[Chart and figure data]
-*-*-
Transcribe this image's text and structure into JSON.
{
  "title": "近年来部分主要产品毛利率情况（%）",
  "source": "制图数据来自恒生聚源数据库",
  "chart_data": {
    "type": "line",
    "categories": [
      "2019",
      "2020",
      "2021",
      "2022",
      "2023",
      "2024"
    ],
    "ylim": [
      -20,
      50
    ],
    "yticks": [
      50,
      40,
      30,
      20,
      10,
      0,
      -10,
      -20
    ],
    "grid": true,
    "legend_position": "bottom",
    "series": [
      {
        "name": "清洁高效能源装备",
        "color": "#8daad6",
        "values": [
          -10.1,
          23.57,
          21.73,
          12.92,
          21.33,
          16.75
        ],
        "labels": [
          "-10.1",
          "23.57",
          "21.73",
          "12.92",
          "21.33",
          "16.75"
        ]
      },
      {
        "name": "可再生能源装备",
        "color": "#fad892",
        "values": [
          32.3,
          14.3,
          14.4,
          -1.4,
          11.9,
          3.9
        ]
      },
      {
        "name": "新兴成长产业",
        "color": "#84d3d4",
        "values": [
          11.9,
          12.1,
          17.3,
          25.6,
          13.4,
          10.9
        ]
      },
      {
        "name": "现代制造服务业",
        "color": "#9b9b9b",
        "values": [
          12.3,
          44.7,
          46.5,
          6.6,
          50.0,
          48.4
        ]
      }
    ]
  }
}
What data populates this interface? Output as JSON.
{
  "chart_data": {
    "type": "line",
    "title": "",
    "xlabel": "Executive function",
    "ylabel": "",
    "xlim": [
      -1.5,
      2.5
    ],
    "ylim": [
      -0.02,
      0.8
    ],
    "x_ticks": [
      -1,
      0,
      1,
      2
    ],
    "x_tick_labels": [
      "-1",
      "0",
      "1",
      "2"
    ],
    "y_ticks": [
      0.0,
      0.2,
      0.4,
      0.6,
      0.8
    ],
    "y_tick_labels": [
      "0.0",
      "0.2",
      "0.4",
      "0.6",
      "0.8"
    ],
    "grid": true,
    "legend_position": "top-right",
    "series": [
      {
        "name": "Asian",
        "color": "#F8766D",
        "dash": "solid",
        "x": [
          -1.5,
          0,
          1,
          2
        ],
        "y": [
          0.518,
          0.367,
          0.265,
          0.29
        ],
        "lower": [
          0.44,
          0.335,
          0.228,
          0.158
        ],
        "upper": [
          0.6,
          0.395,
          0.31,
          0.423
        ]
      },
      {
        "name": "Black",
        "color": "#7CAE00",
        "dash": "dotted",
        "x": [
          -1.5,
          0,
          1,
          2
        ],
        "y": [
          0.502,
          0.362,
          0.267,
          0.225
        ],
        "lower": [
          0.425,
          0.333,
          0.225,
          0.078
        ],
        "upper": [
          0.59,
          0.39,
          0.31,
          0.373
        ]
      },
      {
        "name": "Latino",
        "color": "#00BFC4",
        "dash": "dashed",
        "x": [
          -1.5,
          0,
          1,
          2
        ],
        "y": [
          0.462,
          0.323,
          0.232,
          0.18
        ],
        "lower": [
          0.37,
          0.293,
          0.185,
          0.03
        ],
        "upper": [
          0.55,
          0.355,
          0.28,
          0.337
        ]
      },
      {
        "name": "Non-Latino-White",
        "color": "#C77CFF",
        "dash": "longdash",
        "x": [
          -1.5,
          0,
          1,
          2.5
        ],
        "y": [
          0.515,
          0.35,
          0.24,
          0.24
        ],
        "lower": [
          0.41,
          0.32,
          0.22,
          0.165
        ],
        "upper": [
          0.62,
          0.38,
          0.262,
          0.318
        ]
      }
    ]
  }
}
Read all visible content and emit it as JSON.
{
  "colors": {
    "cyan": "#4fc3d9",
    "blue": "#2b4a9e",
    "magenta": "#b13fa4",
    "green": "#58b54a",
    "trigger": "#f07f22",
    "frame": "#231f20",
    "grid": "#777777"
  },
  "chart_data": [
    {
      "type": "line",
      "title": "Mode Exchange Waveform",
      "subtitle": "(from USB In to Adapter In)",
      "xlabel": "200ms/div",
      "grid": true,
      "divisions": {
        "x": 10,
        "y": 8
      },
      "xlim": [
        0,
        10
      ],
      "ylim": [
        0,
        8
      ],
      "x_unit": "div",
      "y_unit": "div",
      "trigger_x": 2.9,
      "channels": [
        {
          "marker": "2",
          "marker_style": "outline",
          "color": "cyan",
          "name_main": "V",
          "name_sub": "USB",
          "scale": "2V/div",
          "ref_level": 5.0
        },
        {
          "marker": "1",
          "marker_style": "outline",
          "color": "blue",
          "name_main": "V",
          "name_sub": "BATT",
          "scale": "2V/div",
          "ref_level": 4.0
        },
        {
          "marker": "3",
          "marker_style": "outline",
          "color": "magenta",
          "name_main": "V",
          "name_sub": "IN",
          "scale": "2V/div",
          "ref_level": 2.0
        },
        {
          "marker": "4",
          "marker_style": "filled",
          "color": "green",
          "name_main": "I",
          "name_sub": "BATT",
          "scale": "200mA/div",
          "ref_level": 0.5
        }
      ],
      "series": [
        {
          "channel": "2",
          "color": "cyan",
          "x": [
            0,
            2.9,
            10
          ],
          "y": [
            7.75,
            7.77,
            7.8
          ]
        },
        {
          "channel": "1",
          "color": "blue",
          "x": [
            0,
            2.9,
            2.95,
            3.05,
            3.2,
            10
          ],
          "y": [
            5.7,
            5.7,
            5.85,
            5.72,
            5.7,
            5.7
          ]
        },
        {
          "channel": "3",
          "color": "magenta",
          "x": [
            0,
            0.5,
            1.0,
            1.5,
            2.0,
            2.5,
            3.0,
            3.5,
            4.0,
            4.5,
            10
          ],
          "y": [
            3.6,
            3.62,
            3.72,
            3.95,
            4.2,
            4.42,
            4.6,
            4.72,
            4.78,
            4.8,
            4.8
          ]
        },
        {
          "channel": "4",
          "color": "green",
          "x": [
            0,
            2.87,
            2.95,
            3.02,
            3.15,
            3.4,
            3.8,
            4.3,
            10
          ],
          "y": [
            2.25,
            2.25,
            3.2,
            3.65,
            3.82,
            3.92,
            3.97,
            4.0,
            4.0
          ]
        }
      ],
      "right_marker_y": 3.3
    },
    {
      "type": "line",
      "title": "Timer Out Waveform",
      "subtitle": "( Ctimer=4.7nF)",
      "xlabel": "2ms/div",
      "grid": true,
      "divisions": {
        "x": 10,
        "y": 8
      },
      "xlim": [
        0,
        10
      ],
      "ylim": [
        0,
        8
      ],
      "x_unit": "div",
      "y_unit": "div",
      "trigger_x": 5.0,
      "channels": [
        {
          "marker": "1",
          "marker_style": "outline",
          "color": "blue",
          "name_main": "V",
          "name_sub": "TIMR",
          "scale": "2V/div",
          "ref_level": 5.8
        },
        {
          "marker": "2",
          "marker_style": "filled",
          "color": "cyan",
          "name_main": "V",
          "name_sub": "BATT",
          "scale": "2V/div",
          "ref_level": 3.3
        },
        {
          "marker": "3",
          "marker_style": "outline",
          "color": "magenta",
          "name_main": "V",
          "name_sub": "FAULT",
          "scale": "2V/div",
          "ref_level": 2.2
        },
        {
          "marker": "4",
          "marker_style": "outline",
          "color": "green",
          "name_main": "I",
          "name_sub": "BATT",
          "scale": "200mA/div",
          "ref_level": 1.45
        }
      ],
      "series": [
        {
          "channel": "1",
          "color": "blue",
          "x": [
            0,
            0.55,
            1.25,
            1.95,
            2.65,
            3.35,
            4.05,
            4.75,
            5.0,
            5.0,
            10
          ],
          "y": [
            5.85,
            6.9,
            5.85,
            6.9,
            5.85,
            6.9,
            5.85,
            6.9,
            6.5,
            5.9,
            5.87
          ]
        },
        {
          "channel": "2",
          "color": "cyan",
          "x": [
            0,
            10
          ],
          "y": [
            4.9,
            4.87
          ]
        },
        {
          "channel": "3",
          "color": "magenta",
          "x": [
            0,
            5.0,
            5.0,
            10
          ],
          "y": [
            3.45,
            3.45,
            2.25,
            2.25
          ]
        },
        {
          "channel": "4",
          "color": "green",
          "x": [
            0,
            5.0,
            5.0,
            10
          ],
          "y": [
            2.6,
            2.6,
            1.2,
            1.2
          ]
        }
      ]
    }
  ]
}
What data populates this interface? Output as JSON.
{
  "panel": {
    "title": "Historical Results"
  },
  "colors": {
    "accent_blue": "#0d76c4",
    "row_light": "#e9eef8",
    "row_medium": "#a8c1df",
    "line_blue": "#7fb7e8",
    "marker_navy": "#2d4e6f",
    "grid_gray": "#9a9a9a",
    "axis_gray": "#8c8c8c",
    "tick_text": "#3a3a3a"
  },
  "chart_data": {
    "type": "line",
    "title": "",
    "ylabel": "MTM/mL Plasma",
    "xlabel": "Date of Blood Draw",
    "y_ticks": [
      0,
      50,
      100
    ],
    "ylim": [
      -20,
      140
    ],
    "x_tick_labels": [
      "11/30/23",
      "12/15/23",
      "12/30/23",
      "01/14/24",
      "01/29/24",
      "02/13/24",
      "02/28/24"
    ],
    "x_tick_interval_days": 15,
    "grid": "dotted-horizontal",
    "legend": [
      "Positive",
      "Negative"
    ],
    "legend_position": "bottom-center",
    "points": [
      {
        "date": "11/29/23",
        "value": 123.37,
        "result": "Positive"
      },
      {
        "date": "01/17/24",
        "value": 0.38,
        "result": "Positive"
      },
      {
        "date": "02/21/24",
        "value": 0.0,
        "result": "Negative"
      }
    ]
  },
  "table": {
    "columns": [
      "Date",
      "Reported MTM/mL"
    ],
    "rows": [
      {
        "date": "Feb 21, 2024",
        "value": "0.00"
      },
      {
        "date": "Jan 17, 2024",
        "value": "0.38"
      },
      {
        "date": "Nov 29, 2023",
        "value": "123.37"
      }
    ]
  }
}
-*-*-
Collect, from the material above, every line containing the word "dotted".

        "dash": "dotted",
    "grid": "dotted-horizontal",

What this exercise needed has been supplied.